Records contained in a dataset:
>>>
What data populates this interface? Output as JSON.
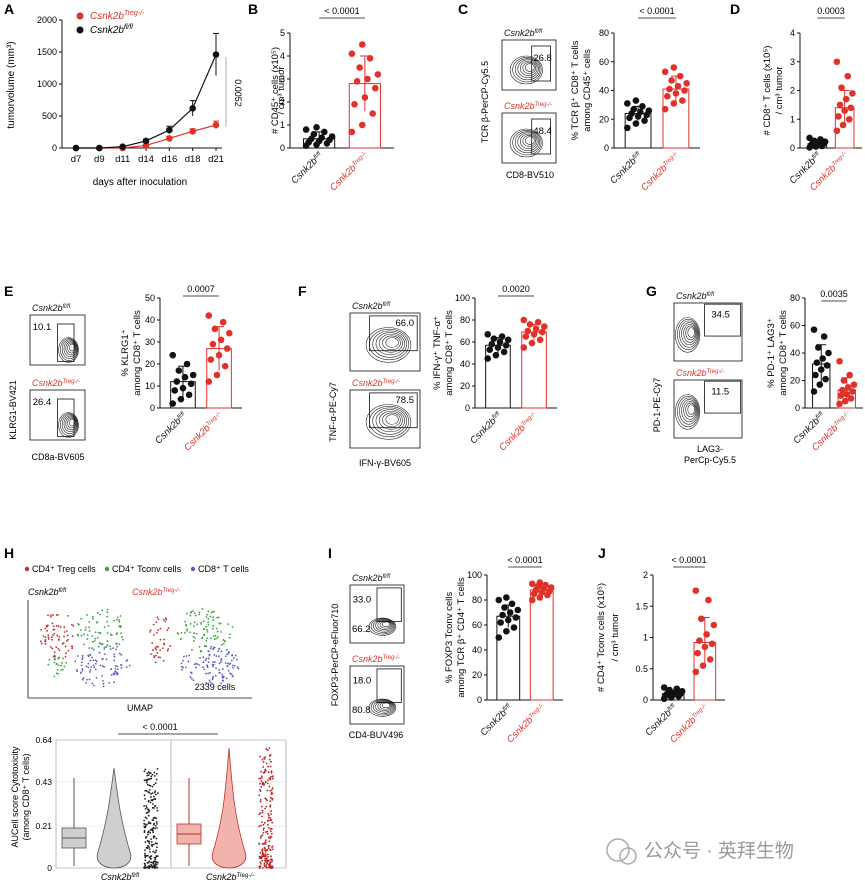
{
  "colors": {
    "red": "#e0312b",
    "black": "#111111",
    "pink": "#f2b3ad",
    "grey": "#cfcfcf",
    "treg": "#c0302c",
    "tconv": "#3ba33b",
    "cd8": "#5b5fc7",
    "gridline": "#dddddd"
  },
  "labels": {
    "ko": "Csnk2b",
    "ko_sup": "Treg-/-",
    "wt": "Csnk2b",
    "wt_sup": "fl/fl"
  },
  "panels": {
    "A": {
      "letter": "A",
      "ylabel": "tumorvolume (mm³)",
      "xlabel": "days after inoculation",
      "pval": "0.0052",
      "legend": [
        "Csnk2b Treg-/-",
        "Csnk2b fl/fl"
      ]
    },
    "B": {
      "letter": "B",
      "ylabel1": "# CD45⁺ cells (x10⁵)",
      "ylabel2": "/ cm³ tumor",
      "pval": "< 0.0001"
    },
    "C": {
      "letter": "C",
      "flow_y": "TCR β-PerCP-Cy5.5",
      "flow_x": "CD8-BV510",
      "gate_wt": "26.8",
      "gate_ko": "48.4",
      "ylabel1": "% TCR β⁺ CD8⁺ T cells",
      "ylabel2": "among CD45⁺ cells",
      "pval": "< 0.0001"
    },
    "D": {
      "letter": "D",
      "ylabel1": "# CD8⁺ T cells (x10⁵)",
      "ylabel2": "/ cm³ tumor",
      "pval": "0.0003"
    },
    "E": {
      "letter": "E",
      "flow_y": "KLRG1-BV421",
      "flow_x": "CD8a-BV605",
      "gate_wt": "10.1",
      "gate_ko": "26.4",
      "ylabel1": "% KLRG1⁺",
      "ylabel2": "among CD8⁺ T cells",
      "pval": "0.0007"
    },
    "F": {
      "letter": "F",
      "flow_y": "TNF-α-PE-Cy7",
      "flow_x": "IFN-γ-BV605",
      "gate_wt": "66.0",
      "gate_ko": "78.5",
      "ylabel1": "% IFN-γ⁺ TNF-α⁺",
      "ylabel2": "among CD8⁺ T cells",
      "pval": "0.0020"
    },
    "G": {
      "letter": "G",
      "flow_y": "PD-1-PE-Cy7",
      "flow_x1": "LAG3-",
      "flow_x2": "PerCp-Cy5.5",
      "gate_wt": "34.5",
      "gate_ko": "11.5",
      "ylabel1": "% PD-1⁺ LAG3⁺",
      "ylabel2": "among CD8⁺ T cells",
      "pval": "0.0035"
    },
    "H": {
      "letter": "H",
      "legend": [
        "CD4⁺ Treg cells",
        "CD4⁺ Tconv cells",
        "CD8⁺ T cells"
      ],
      "umap": "UMAP",
      "cells": "2339 cells",
      "ylabel1": "AUCell score Cytotoxicity",
      "ylabel2": "(among CD8⁺ T cells)",
      "pval": "< 0.0001"
    },
    "I": {
      "letter": "I",
      "flow_y": "FOXP3-PerCP-eFluor710",
      "flow_x": "CD4-BUV496",
      "gate_wt_top": "33.0",
      "gate_wt_bot": "66.2",
      "gate_ko_top": "18.0",
      "gate_ko_bot": "80.8",
      "ylabel1": "% FOXP3 Tconv cells",
      "ylabel2": "among TCR β⁺ CD4⁺ T cells",
      "pval": "< 0.0001"
    },
    "J": {
      "letter": "J",
      "ylabel1": "# CD4⁺ Tconv cells (x10⁵)",
      "ylabel2": "/ cm³ tumor",
      "pval": "< 0.0001"
    }
  },
  "watermark": "公众号 · 英拜生物",
  "chart_data": [
    {
      "panel": "A",
      "type": "line",
      "x": [
        "d7",
        "d9",
        "d11",
        "d14",
        "d16",
        "d18",
        "d21"
      ],
      "ylim": [
        0,
        2000
      ],
      "yticks": [
        0,
        500,
        1000,
        1500,
        2000
      ],
      "series": [
        {
          "name": "Csnk2b Treg-/-",
          "values": [
            0,
            0,
            0,
            40,
            150,
            260,
            360
          ],
          "err": [
            0,
            0,
            0,
            15,
            30,
            40,
            60
          ]
        },
        {
          "name": "Csnk2b fl/fl",
          "values": [
            0,
            0,
            20,
            110,
            280,
            620,
            1460
          ],
          "err": [
            0,
            0,
            10,
            30,
            60,
            120,
            330
          ]
        }
      ]
    },
    {
      "panel": "B",
      "type": "scatter",
      "ylim": [
        0,
        5
      ],
      "yticks": [
        0,
        1,
        2,
        3,
        4,
        5
      ],
      "groups": [
        {
          "name": "wt",
          "mean": 0.4,
          "sd": 0.3,
          "points": [
            0.1,
            0.15,
            0.2,
            0.25,
            0.3,
            0.35,
            0.4,
            0.45,
            0.5,
            0.6,
            0.7,
            0.8,
            0.9
          ]
        },
        {
          "name": "ko",
          "mean": 2.8,
          "sd": 1.2,
          "points": [
            0.7,
            1.0,
            1.5,
            1.9,
            2.2,
            2.6,
            2.9,
            3.0,
            3.2,
            3.5,
            3.9,
            4.1,
            4.5
          ]
        }
      ]
    },
    {
      "panel": "C",
      "type": "scatter",
      "ylim": [
        0,
        80
      ],
      "yticks": [
        0,
        20,
        40,
        60,
        80
      ],
      "groups": [
        {
          "name": "wt",
          "mean": 24,
          "sd": 5,
          "points": [
            14,
            17,
            19,
            21,
            22,
            23,
            24,
            25,
            26,
            27,
            29,
            31,
            33
          ]
        },
        {
          "name": "ko",
          "mean": 41,
          "sd": 9,
          "points": [
            27,
            31,
            33,
            36,
            38,
            40,
            41,
            43,
            45,
            47,
            50,
            53,
            56
          ]
        }
      ]
    },
    {
      "panel": "D",
      "type": "scatter",
      "ylim": [
        0,
        4
      ],
      "yticks": [
        0,
        1,
        2,
        3,
        4
      ],
      "groups": [
        {
          "name": "wt",
          "mean": 0.15,
          "sd": 0.1,
          "points": [
            0.02,
            0.05,
            0.07,
            0.1,
            0.12,
            0.15,
            0.17,
            0.2,
            0.22,
            0.25,
            0.3,
            0.35
          ]
        },
        {
          "name": "ko",
          "mean": 1.4,
          "sd": 0.6,
          "points": [
            0.6,
            0.8,
            1.0,
            1.1,
            1.3,
            1.4,
            1.5,
            1.7,
            1.9,
            2.1,
            2.5,
            3.0
          ]
        }
      ]
    },
    {
      "panel": "E",
      "type": "scatter",
      "ylim": [
        0,
        50
      ],
      "yticks": [
        0,
        10,
        20,
        30,
        40,
        50
      ],
      "groups": [
        {
          "name": "wt",
          "mean": 12,
          "sd": 7,
          "points": [
            2,
            4,
            6,
            8,
            9,
            11,
            12,
            14,
            15,
            17,
            20,
            24
          ]
        },
        {
          "name": "ko",
          "mean": 27,
          "sd": 10,
          "points": [
            12,
            15,
            19,
            22,
            24,
            27,
            29,
            31,
            34,
            36,
            39,
            42
          ]
        }
      ]
    },
    {
      "panel": "F",
      "type": "scatter",
      "ylim": [
        0,
        100
      ],
      "yticks": [
        0,
        20,
        40,
        60,
        80,
        100
      ],
      "groups": [
        {
          "name": "wt",
          "mean": 57,
          "sd": 7,
          "points": [
            45,
            48,
            51,
            53,
            55,
            57,
            58,
            60,
            62,
            63,
            65,
            67
          ]
        },
        {
          "name": "ko",
          "mean": 69,
          "sd": 7,
          "points": [
            55,
            59,
            62,
            65,
            67,
            69,
            70,
            72,
            74,
            76,
            78,
            80
          ]
        }
      ]
    },
    {
      "panel": "G",
      "type": "scatter",
      "ylim": [
        0,
        80
      ],
      "yticks": [
        0,
        20,
        40,
        60,
        80
      ],
      "groups": [
        {
          "name": "wt",
          "mean": 32,
          "sd": 14,
          "points": [
            12,
            17,
            21,
            24,
            28,
            31,
            33,
            36,
            40,
            44,
            52,
            57
          ]
        },
        {
          "name": "ko",
          "mean": 13,
          "sd": 9,
          "points": [
            3,
            5,
            7,
            9,
            10,
            12,
            13,
            15,
            17,
            20,
            24,
            34
          ]
        }
      ]
    },
    {
      "panel": "I",
      "type": "scatter",
      "ylim": [
        0,
        100
      ],
      "yticks": [
        0,
        20,
        40,
        60,
        80,
        100
      ],
      "groups": [
        {
          "name": "wt",
          "mean": 67,
          "sd": 9,
          "points": [
            50,
            55,
            58,
            62,
            64,
            66,
            68,
            70,
            72,
            74,
            77,
            80,
            82
          ]
        },
        {
          "name": "ko",
          "mean": 88,
          "sd": 5,
          "points": [
            80,
            82,
            84,
            85,
            86,
            87,
            88,
            89,
            90,
            91,
            92,
            93,
            94
          ]
        }
      ]
    },
    {
      "panel": "J",
      "type": "scatter",
      "ylim": [
        0,
        2
      ],
      "yticks": [
        0,
        0.5,
        1.0,
        1.5,
        2.0
      ],
      "groups": [
        {
          "name": "wt",
          "mean": 0.1,
          "sd": 0.05,
          "points": [
            0.02,
            0.04,
            0.06,
            0.08,
            0.09,
            0.1,
            0.11,
            0.12,
            0.14,
            0.16,
            0.18,
            0.2
          ]
        },
        {
          "name": "ko",
          "mean": 0.92,
          "sd": 0.4,
          "points": [
            0.45,
            0.55,
            0.65,
            0.75,
            0.85,
            0.9,
            0.95,
            1.05,
            1.2,
            1.3,
            1.6,
            1.75
          ]
        }
      ]
    },
    {
      "panel": "H",
      "type": "violin",
      "ylim": [
        0,
        0.64
      ],
      "yticks": [
        0,
        0.21,
        0.43,
        0.64
      ]
    }
  ]
}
<<<
- **To do**:
How many lines above contain the word "letter"? Reply with only the number.

- **Task solution**:
10